*TO DO*
Write out each line of the listing as it stands, without the images.

━━━ DATA SHOWN

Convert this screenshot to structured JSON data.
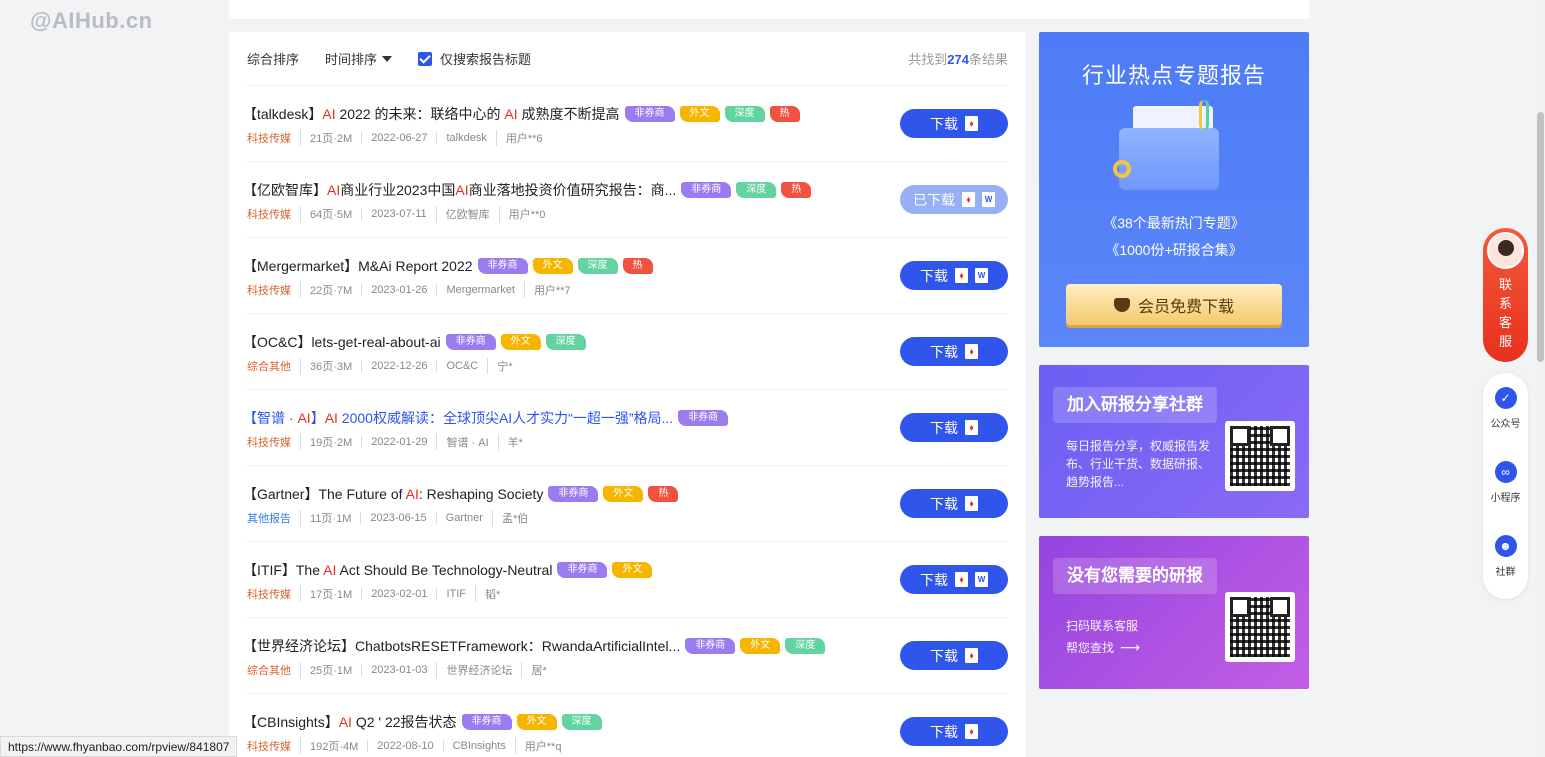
{
  "watermark": "@AIHub.cn",
  "sortbar": {
    "sort_all": "综合排序",
    "sort_time": "时间排序",
    "title_only": "仅搜索报告标题",
    "count_prefix": "共找到",
    "count": "274",
    "count_suffix": "条结果"
  },
  "reports": [
    {
      "title_pre": "【talkdesk】",
      "hl1": "AI",
      "title_mid": " 2022 的未来：联络中心的 ",
      "hl2": "AI",
      "title_post": " 成熟度不断提高",
      "tags": [
        "非券商",
        "外文",
        "深度",
        "热"
      ],
      "category": "科技传媒",
      "pages": "21页·2M",
      "date": "2022-06-27",
      "source": "talkdesk",
      "user": "用户**6",
      "button": "下载"
    },
    {
      "title_pre": "【亿欧智库】",
      "hl1": "AI",
      "title_mid": "商业行业2023中国",
      "hl2": "AI",
      "title_post": "商业落地投资价值研究报告：商...",
      "tags": [
        "非券商",
        "深度",
        "热"
      ],
      "category": "科技传媒",
      "pages": "64页·5M",
      "date": "2023-07-11",
      "source": "亿欧智库",
      "user": "用户**0",
      "button": "已下载"
    },
    {
      "title_pre": "【Mergermarket】M&Ai Report 2022",
      "hl1": "",
      "title_mid": "",
      "hl2": "",
      "title_post": "",
      "tags": [
        "非券商",
        "外文",
        "深度",
        "热"
      ],
      "category": "科技传媒",
      "pages": "22页·7M",
      "date": "2023-01-26",
      "source": "Mergermarket",
      "user": "用户**7",
      "button": "下载"
    },
    {
      "title_pre": "【OC&C】lets-get-real-about-ai",
      "hl1": "",
      "title_mid": "",
      "hl2": "",
      "title_post": "",
      "tags": [
        "非券商",
        "外文",
        "深度"
      ],
      "category": "综合其他",
      "pages": "36页·3M",
      "date": "2022-12-26",
      "source": "OC&C",
      "user": "宁*",
      "button": "下载"
    },
    {
      "title_pre": "【智谱 · ",
      "hl1": "AI",
      "title_mid": "】",
      "hl2": "AI",
      "title_post": " 2000权威解读：全球顶尖AI人才实力“一超一强”格局...",
      "tags": [
        "非券商"
      ],
      "category": "科技传媒",
      "pages": "19页·2M",
      "date": "2022-01-29",
      "source": "智谱 · AI",
      "user": "羊*",
      "button": "下载"
    },
    {
      "title_pre": "【Gartner】The Future of ",
      "hl1": "AI",
      "title_mid": ": Reshaping Society",
      "hl2": "",
      "title_post": "",
      "tags": [
        "非券商",
        "外文",
        "热"
      ],
      "category": "其他报告",
      "pages": "11页·1M",
      "date": "2023-06-15",
      "source": "Gartner",
      "user": "孟*伯",
      "button": "下载"
    },
    {
      "title_pre": "【ITIF】The ",
      "hl1": "AI",
      "title_mid": " Act Should Be Technology-Neutral",
      "hl2": "",
      "title_post": "",
      "tags": [
        "非券商",
        "外文"
      ],
      "category": "科技传媒",
      "pages": "17页·1M",
      "date": "2023-02-01",
      "source": "ITIF",
      "user": "韬*",
      "button": "下载"
    },
    {
      "title_pre": "【世界经济论坛】ChatbotsRESETFramework：RwandaArtificialIntel...",
      "hl1": "",
      "title_mid": "",
      "hl2": "",
      "title_post": "",
      "tags": [
        "非券商",
        "外文",
        "深度"
      ],
      "category": "综合其他",
      "pages": "25页·1M",
      "date": "2023-01-03",
      "source": "世界经济论坛",
      "user": "居*",
      "button": "下载"
    },
    {
      "title_pre": "【CBInsights】",
      "hl1": "AI",
      "title_mid": " Q2 ' 22报告状态",
      "hl2": "",
      "title_post": "",
      "tags": [
        "非券商",
        "外文",
        "深度"
      ],
      "category": "科技传媒",
      "pages": "192页·4M",
      "date": "2022-08-10",
      "source": "CBInsights",
      "user": "用户**q",
      "button": "下载"
    }
  ],
  "sidebar": {
    "hot": {
      "title": "行业热点专题报告",
      "line1": "《38个最新热门专题》",
      "line2": "《1000份+研报合集》",
      "button": "会员免费下载"
    },
    "group": {
      "title": "加入研报分享社群",
      "desc": "每日报告分享，权威报告发布、行业干货、数据研报、趋势报告..."
    },
    "need": {
      "title": "没有您需要的研报",
      "desc1": "扫码联系客服",
      "desc2": "帮您查找"
    }
  },
  "float": {
    "service": [
      "联",
      "系",
      "客",
      "服"
    ],
    "items": [
      "公众号",
      "小程序",
      "社群"
    ]
  },
  "status_url": "https://www.fhyanbao.com/rpview/841807"
}
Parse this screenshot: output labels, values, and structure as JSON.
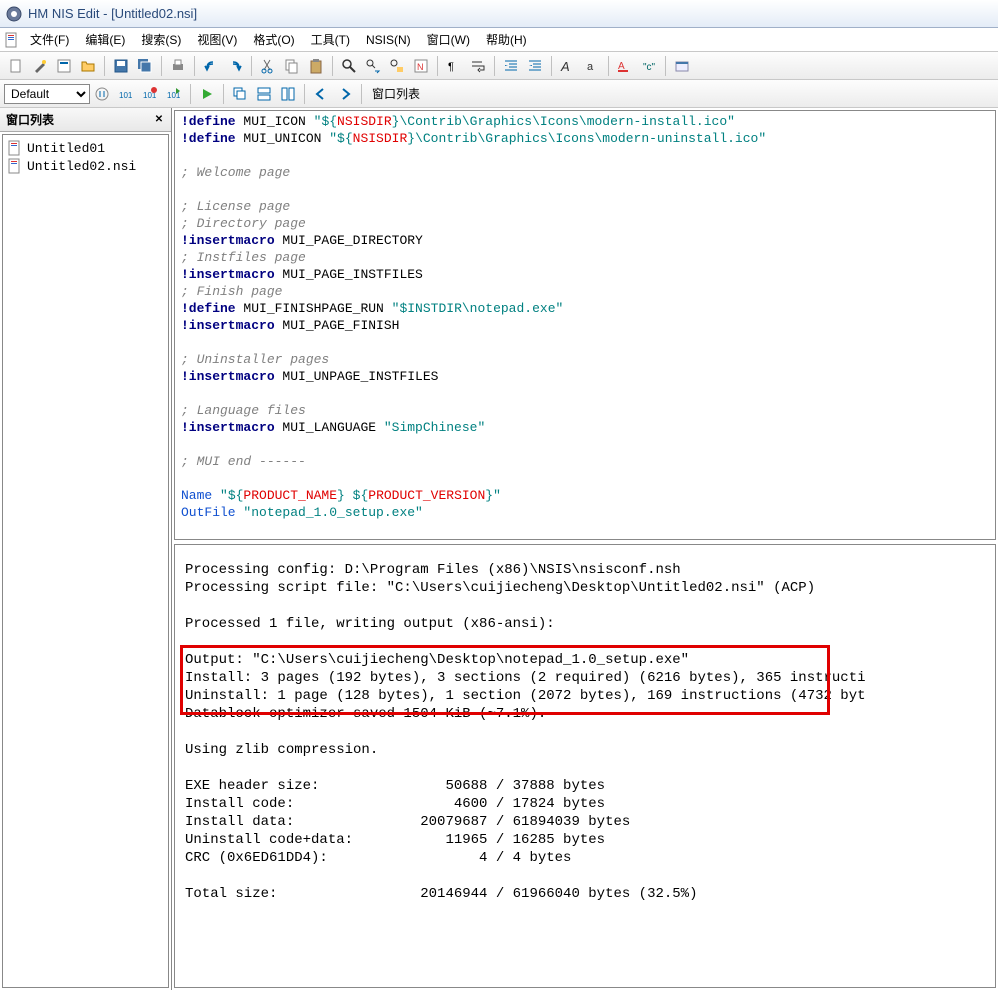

━━━━━━

*TASK OUTPUT*
Convert this screenshot to structured JSON data.
{
  "watermark": "@AIHub.cn",
  "sortbar": {
    "sort_all": "综合排序",
    "sort_time": "时间排序",
    "title_only": "仅搜索报告标题",
    "count_prefix": "共找到",
    "count": "274",
    "count_suffix": "条结果"
  },
  "reports": [
    {
      "title_pre": "【talkdesk】",
      "hl1": "AI",
      "title_mid": " 2022 的未来：联络中心的 ",
      "hl2": "AI",
      "title_post": " 成熟度不断提高",
      "tags": [
        "非券商",
        "外文",
        "深度",
        "热"
      ],
      "category": "科技传媒",
      "pages": "21页·2M",
      "date": "2022-06-27",
      "source": "talkdesk",
      "user": "用户**6",
      "button": "下载"
    },
    {
      "title_pre": "【亿欧智库】",
      "hl1": "AI",
      "title_mid": "商业行业2023中国",
      "hl2": "AI",
      "title_post": "商业落地投资价值研究报告：商...",
      "tags": [
        "非券商",
        "深度",
        "热"
      ],
      "category": "科技传媒",
      "pages": "64页·5M",
      "date": "2023-07-11",
      "source": "亿欧智库",
      "user": "用户**0",
      "button": "已下载"
    },
    {
      "title_pre": "【Mergermarket】M&Ai Report 2022",
      "hl1": "",
      "title_mid": "",
      "hl2": "",
      "title_post": "",
      "tags": [
        "非券商",
        "外文",
        "深度",
        "热"
      ],
      "category": "科技传媒",
      "pages": "22页·7M",
      "date": "2023-01-26",
      "source": "Mergermarket",
      "user": "用户**7",
      "button": "下载"
    },
    {
      "title_pre": "【OC&C】lets-get-real-about-ai",
      "hl1": "",
      "title_mid": "",
      "hl2": "",
      "title_post": "",
      "tags": [
        "非券商",
        "外文",
        "深度"
      ],
      "category": "综合其他",
      "pages": "36页·3M",
      "date": "2022-12-26",
      "source": "OC&C",
      "user": "宁*",
      "button": "下载"
    },
    {
      "title_pre": "【智谱 · ",
      "hl1": "AI",
      "title_mid": "】",
      "hl2": "AI",
      "title_post": " 2000权威解读：全球顶尖AI人才实力“一超一强”格局...",
      "tags": [
        "非券商"
      ],
      "category": "科技传媒",
      "pages": "19页·2M",
      "date": "2022-01-29",
      "source": "智谱 · AI",
      "user": "羊*",
      "button": "下载"
    },
    {
      "title_pre": "【Gartner】The Future of ",
      "hl1": "AI",
      "title_mid": ": Reshaping Society",
      "hl2": "",
      "title_post": "",
      "tags": [
        "非券商",
        "外文",
        "热"
      ],
      "category": "其他报告",
      "pages": "11页·1M",
      "date": "2023-06-15",
      "source": "Gartner",
      "user": "孟*伯",
      "button": "下载"
    },
    {
      "title_pre": "【ITIF】The ",
      "hl1": "AI",
      "title_mid": " Act Should Be Technology-Neutral",
      "hl2": "",
      "title_post": "",
      "tags": [
        "非券商",
        "外文"
      ],
      "category": "科技传媒",
      "pages": "17页·1M",
      "date": "2023-02-01",
      "source": "ITIF",
      "user": "韬*",
      "button": "下载"
    },
    {
      "title_pre": "【世界经济论坛】ChatbotsRESETFramework：RwandaArtificialIntel...",
      "hl1": "",
      "title_mid": "",
      "hl2": "",
      "title_post": "",
      "tags": [
        "非券商",
        "外文",
        "深度"
      ],
      "category": "综合其他",
      "pages": "25页·1M",
      "date": "2023-01-03",
      "source": "世界经济论坛",
      "user": "居*",
      "button": "下载"
    },
    {
      "title_pre": "【CBInsights】",
      "hl1": "AI",
      "title_mid": " Q2 ' 22报告状态",
      "hl2": "",
      "title_post": "",
      "tags": [
        "非券商",
        "外文",
        "深度"
      ],
      "category": "科技传媒",
      "pages": "192页·4M",
      "date": "2022-08-10",
      "source": "CBInsights",
      "user": "用户**q",
      "button": "下载"
    }
  ],
  "sidebar": {
    "hot": {
      "title": "行业热点专题报告",
      "line1": "《38个最新热门专题》",
      "line2": "《1000份+研报合集》",
      "button": "会员免费下载"
    },
    "group": {
      "title": "加入研报分享社群",
      "desc": "每日报告分享，权威报告发布、行业干货、数据研报、趋势报告..."
    },
    "need": {
      "title": "没有您需要的研报",
      "desc1": "扫码联系客服",
      "desc2": "帮您查找"
    }
  },
  "float": {
    "service": [
      "联",
      "系",
      "客",
      "服"
    ],
    "items": [
      "公众号",
      "小程序",
      "社群"
    ]
  },
  "status_url": "https://www.fhyanbao.com/rpview/841807"
}
Parse this screenshot: output labels, values, and structure as JSON.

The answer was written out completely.